====== Stored data

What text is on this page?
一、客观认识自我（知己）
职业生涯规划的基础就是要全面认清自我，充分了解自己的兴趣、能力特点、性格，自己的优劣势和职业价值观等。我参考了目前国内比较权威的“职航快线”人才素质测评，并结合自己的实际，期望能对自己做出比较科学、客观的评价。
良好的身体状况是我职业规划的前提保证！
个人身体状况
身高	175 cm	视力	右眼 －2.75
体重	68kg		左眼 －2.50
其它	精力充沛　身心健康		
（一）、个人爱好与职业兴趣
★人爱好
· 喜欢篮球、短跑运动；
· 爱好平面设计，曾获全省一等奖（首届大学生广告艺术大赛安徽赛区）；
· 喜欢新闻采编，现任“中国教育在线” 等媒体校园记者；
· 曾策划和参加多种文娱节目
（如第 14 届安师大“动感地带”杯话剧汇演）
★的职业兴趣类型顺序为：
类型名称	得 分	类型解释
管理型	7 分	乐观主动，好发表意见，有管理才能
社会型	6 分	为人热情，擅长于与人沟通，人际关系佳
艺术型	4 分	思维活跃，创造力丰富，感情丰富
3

============
====== Stored data

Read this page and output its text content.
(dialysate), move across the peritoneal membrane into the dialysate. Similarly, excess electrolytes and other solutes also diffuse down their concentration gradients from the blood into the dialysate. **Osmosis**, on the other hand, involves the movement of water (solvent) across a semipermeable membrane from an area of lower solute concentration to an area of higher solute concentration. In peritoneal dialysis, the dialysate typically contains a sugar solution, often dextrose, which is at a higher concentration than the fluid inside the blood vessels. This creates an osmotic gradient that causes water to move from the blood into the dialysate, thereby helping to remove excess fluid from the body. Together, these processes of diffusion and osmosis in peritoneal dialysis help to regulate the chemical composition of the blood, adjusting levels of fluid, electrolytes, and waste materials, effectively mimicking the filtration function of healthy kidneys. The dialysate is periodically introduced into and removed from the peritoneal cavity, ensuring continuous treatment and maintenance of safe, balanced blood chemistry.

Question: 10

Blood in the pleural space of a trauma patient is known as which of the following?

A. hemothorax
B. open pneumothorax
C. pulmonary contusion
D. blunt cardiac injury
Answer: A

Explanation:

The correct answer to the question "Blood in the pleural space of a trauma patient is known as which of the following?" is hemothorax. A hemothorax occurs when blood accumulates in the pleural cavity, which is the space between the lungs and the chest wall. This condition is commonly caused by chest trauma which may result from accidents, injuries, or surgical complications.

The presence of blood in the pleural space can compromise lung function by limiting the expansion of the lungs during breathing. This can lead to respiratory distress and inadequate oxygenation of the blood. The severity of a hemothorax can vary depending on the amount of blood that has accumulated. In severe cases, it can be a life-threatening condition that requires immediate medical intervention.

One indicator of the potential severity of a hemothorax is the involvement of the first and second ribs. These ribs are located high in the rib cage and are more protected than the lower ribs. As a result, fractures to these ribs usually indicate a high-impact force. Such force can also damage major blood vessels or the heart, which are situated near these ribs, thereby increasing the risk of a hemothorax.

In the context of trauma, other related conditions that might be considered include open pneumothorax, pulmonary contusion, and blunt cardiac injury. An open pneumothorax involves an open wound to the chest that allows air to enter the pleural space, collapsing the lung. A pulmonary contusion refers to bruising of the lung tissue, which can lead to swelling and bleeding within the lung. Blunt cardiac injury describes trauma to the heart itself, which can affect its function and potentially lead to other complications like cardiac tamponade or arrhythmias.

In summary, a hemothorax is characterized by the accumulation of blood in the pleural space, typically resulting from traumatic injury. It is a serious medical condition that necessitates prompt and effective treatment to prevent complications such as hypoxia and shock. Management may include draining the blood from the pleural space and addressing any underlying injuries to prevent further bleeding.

============

Request: Search the data for "blunt". Copy every line that has it.

Answer to this problem:
D. blunt cardiac injury
In the context of trauma, other related conditions that might be considered include open pneumothorax, pulmonary contusion, and blunt cardiac injury. An open pneumothorax involves an open wound to the chest that allows air to enter the pleural space, collapsing the lung. A pulmonary contusion refers to bruising of the lung tissue, which can lead to swelling and bleeding within the lung. Blunt cardiac injury describes trauma to the heart itself, which can affect its function and potentially lead to other complications like cardiac tamponade or arrhythmias.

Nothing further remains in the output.